To be done: Search the material below for the word "tributario" and copy every line in which it occurs.

Stored dataset items
----------------------------------------

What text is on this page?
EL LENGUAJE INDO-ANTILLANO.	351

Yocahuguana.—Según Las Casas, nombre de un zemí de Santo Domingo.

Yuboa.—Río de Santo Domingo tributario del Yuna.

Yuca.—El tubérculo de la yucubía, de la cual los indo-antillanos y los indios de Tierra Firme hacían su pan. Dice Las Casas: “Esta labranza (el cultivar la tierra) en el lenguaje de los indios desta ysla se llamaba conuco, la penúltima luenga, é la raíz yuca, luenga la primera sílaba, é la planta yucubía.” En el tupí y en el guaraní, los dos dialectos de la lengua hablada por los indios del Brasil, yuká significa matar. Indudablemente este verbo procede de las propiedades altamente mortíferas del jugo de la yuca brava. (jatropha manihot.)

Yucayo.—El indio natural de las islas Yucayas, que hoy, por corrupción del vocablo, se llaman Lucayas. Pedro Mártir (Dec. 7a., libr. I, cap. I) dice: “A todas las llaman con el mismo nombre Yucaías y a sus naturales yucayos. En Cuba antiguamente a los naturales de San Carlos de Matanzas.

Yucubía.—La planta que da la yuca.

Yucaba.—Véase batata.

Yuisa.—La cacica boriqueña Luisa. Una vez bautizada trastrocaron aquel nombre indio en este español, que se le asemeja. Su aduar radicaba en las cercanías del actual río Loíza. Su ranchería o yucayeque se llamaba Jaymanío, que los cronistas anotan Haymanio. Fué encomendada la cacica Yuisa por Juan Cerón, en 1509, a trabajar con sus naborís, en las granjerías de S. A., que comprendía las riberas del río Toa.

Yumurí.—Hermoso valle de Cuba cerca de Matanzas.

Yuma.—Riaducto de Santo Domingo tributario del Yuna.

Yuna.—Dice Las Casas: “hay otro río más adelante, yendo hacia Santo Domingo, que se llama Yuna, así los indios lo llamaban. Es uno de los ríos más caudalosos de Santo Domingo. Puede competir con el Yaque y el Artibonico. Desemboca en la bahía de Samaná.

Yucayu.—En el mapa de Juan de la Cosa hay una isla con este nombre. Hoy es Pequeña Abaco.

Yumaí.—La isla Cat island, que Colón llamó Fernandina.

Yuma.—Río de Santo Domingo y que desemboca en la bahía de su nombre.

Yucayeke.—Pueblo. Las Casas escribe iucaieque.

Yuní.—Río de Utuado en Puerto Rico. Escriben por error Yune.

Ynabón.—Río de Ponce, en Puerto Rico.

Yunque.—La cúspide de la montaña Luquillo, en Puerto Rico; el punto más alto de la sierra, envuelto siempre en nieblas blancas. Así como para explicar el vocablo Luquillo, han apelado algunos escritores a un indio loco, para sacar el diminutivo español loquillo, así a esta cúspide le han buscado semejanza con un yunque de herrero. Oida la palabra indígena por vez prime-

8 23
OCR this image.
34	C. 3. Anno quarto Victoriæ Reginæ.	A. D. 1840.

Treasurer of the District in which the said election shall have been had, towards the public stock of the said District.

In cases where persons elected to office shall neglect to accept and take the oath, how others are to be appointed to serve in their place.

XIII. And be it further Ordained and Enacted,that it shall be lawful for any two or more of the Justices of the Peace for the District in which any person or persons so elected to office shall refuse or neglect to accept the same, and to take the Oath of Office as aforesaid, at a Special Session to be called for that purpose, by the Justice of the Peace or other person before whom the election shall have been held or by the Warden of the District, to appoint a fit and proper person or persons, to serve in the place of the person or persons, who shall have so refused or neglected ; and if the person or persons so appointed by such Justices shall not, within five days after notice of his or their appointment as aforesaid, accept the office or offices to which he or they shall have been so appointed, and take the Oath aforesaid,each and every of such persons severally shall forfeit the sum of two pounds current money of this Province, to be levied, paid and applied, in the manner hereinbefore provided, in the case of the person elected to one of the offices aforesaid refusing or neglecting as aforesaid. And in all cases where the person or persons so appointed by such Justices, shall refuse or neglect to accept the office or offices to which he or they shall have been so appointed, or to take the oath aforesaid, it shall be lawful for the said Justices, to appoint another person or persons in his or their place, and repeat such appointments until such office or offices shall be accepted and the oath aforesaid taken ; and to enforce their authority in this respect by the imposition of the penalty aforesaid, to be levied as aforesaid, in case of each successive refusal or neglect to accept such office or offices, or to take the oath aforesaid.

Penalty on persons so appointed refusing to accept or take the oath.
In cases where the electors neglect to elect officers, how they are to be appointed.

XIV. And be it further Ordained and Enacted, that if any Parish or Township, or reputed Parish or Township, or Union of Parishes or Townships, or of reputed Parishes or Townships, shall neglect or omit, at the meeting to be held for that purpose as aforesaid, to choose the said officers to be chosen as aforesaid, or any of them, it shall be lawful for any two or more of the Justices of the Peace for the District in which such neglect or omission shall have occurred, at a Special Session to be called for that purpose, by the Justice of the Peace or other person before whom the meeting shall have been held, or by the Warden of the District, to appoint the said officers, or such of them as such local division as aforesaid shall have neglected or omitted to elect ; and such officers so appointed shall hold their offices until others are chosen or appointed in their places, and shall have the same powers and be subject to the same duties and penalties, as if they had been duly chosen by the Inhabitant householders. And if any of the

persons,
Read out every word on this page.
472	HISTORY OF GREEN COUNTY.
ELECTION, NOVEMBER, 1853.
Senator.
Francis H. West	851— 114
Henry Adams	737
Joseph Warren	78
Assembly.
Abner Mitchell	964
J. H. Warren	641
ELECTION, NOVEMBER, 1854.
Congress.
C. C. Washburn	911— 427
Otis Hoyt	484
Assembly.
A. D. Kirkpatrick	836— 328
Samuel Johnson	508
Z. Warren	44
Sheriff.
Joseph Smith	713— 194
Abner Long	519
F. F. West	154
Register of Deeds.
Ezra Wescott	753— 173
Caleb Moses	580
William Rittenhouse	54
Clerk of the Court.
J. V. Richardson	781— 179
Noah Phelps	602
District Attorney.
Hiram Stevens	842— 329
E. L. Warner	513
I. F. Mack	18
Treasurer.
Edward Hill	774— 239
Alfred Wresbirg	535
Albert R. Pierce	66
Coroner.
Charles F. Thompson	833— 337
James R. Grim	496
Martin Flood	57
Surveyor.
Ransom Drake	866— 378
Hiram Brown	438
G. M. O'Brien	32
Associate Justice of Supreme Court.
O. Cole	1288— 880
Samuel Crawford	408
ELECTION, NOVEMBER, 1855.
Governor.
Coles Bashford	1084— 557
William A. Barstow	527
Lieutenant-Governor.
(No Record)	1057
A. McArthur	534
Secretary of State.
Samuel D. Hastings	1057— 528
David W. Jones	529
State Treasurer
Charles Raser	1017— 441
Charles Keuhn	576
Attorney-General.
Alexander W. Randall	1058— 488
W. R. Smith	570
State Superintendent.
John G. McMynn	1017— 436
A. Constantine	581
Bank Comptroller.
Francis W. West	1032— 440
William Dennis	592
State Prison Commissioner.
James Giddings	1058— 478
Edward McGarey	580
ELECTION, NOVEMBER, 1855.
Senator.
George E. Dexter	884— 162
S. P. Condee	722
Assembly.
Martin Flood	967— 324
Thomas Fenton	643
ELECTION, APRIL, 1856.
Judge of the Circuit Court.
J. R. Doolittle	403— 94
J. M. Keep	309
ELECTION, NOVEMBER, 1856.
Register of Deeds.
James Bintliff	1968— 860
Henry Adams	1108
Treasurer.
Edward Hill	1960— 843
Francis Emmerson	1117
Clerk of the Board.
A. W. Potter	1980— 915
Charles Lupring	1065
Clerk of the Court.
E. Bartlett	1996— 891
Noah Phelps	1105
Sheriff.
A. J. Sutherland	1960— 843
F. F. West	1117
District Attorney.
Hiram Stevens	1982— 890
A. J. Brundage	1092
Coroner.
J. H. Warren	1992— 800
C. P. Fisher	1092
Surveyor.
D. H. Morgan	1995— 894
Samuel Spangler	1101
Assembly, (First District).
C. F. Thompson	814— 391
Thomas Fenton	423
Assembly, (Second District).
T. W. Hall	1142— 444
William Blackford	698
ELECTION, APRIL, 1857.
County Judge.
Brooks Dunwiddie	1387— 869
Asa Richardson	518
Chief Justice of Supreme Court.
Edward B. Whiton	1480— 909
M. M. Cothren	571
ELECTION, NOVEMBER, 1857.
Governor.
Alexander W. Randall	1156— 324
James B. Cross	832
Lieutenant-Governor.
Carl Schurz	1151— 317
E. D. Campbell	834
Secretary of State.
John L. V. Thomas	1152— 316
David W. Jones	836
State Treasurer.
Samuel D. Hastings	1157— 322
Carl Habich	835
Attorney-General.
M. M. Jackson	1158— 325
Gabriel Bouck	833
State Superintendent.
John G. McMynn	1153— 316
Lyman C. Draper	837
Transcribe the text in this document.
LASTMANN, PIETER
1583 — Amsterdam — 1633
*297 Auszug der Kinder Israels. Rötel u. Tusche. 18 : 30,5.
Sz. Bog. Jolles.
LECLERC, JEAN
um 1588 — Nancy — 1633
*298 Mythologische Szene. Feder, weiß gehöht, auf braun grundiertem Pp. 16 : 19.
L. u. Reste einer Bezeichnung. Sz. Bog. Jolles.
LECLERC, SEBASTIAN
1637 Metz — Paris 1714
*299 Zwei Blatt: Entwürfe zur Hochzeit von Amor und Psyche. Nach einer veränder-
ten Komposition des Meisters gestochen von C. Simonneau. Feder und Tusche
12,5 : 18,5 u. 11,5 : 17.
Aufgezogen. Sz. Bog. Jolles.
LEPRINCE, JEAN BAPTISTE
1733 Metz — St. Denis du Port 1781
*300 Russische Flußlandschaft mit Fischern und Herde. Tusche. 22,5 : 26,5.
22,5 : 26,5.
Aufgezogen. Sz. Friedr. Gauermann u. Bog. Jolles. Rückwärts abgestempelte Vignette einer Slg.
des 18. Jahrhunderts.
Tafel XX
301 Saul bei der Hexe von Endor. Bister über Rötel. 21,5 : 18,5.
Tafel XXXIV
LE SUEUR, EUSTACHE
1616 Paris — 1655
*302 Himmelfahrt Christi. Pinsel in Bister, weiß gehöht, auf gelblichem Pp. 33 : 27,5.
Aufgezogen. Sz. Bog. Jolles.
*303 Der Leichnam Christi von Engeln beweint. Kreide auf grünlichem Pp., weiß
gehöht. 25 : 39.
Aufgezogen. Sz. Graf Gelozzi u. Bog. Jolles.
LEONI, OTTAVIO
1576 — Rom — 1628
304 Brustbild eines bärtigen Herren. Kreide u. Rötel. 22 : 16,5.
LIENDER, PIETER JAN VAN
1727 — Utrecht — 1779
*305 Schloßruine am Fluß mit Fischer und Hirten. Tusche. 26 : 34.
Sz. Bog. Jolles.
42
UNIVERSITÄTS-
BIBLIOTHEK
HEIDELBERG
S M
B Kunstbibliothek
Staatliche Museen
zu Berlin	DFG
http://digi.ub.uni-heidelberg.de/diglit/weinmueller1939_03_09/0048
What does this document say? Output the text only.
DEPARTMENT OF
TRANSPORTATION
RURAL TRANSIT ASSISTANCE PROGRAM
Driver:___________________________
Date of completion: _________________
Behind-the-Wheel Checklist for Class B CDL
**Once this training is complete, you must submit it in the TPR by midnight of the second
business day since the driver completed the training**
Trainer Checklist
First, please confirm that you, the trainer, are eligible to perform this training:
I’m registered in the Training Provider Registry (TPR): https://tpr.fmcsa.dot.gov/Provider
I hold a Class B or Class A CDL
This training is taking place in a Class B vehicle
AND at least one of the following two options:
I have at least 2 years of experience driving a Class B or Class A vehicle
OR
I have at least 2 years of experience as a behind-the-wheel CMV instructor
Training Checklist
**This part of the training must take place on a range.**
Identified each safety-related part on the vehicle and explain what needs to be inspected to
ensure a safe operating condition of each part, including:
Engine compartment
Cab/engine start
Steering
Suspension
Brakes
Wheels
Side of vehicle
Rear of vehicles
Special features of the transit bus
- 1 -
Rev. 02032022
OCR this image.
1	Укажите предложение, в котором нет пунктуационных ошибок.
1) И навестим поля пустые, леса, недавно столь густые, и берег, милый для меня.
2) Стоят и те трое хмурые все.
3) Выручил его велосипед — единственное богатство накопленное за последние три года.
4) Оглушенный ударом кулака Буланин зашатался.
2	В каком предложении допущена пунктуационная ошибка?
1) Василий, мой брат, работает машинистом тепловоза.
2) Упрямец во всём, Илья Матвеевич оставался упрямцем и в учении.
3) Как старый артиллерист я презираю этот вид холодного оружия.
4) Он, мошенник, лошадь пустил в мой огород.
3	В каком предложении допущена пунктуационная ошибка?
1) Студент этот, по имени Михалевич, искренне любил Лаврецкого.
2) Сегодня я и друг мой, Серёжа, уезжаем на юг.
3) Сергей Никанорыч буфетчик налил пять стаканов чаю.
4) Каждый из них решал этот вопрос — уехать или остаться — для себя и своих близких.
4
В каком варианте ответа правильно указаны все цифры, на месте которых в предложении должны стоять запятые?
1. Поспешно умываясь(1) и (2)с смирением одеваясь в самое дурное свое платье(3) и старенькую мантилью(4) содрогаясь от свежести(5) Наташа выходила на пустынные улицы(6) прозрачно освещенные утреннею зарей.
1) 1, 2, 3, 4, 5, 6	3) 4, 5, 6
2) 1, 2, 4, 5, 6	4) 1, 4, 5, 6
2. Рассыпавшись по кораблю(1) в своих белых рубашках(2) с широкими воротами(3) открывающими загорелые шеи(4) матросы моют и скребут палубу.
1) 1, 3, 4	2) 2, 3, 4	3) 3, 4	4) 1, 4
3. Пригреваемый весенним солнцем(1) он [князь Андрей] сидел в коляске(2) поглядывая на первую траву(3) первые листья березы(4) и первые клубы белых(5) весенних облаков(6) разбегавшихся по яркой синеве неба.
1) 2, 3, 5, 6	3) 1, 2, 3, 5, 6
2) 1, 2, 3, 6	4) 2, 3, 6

----------------------------------------

Exercise solution:
Yuboa.—Río de Santo Domingo tributario del Yuna.
Yuma.—Riaducto de Santo Domingo tributario del Yuna.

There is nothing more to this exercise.